SHORT EXERCISE
Retype the data below without altering anything.

BEGIN

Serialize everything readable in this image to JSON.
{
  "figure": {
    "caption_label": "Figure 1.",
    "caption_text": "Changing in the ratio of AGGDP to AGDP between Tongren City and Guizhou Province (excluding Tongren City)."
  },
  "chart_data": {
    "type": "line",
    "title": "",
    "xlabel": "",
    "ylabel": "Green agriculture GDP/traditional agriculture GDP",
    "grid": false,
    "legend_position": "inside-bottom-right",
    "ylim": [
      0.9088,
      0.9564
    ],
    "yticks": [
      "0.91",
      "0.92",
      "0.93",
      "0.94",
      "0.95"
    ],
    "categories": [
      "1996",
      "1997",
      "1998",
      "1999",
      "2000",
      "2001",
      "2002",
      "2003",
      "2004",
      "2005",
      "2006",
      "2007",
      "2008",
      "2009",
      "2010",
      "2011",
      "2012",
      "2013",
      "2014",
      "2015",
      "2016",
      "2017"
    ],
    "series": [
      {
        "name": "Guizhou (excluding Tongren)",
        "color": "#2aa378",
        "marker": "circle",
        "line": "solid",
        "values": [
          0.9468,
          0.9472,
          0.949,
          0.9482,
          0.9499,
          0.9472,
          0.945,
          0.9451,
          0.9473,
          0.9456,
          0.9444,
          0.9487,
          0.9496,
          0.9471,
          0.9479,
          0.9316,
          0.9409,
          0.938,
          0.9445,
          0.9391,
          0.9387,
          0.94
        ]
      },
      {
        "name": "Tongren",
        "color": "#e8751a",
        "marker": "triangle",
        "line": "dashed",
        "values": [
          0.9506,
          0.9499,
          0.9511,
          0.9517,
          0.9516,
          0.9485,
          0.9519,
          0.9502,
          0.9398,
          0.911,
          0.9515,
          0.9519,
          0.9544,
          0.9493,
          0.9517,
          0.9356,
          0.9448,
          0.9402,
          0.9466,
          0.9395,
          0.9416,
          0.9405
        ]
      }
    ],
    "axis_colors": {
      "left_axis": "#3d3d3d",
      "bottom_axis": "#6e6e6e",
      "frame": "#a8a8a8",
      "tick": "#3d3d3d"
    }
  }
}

END

FINAL RESULT
Serialize everything readable in this image to JSON.
{
  "figure": {
    "caption_label": "Figure 1.",
    "caption_text": "Changing in the ratio of AGGDP to AGDP between Tongren City and Guizhou Province (excluding Tongren City)."
  },
  "chart_data": {
    "type": "line",
    "title": "",
    "xlabel": "",
    "ylabel": "Green agriculture GDP/traditional agriculture GDP",
    "grid": false,
    "legend_position": "inside-bottom-right",
    "ylim": [
      0.9088,
      0.9564
    ],
    "yticks": [
      "0.91",
      "0.92",
      "0.93",
      "0.94",
      "0.95"
    ],
    "categories": [
      "1996",
      "1997",
      "1998",
      "1999",
      "2000",
      "2001",
      "2002",
      "2003",
      "2004",
      "2005",
      "2006",
      "2007",
      "2008",
      "2009",
      "2010",
      "2011",
      "2012",
      "2013",
      "2014",
      "2015",
      "2016",
      "2017"
    ],
    "series": [
      {
        "name": "Guizhou (excluding Tongren)",
        "color": "#2aa378",
        "marker": "circle",
        "line": "solid",
        "values": [
          0.9468,
          0.9472,
          0.949,
          0.9482,
          0.9499,
          0.9472,
          0.945,
          0.9451,
          0.9473,
          0.9456,
          0.9444,
          0.9487,
          0.9496,
          0.9471,
          0.9479,
          0.9316,
          0.9409,
          0.938,
          0.9445,
          0.9391,
          0.9387,
          0.94
        ]
      },
      {
        "name": "Tongren",
        "color": "#e8751a",
        "marker": "triangle",
        "line": "dashed",
        "values": [
          0.9506,
          0.9499,
          0.9511,
          0.9517,
          0.9516,
          0.9485,
          0.9519,
          0.9502,
          0.9398,
          0.911,
          0.9515,
          0.9519,
          0.9544,
          0.9493,
          0.9517,
          0.9356,
          0.9448,
          0.9402,
          0.9466,
          0.9395,
          0.9416,
          0.9405
        ]
      }
    ],
    "axis_colors": {
      "left_axis": "#3d3d3d",
      "bottom_axis": "#6e6e6e",
      "frame": "#a8a8a8",
      "tick": "#3d3d3d"
    }
  }
}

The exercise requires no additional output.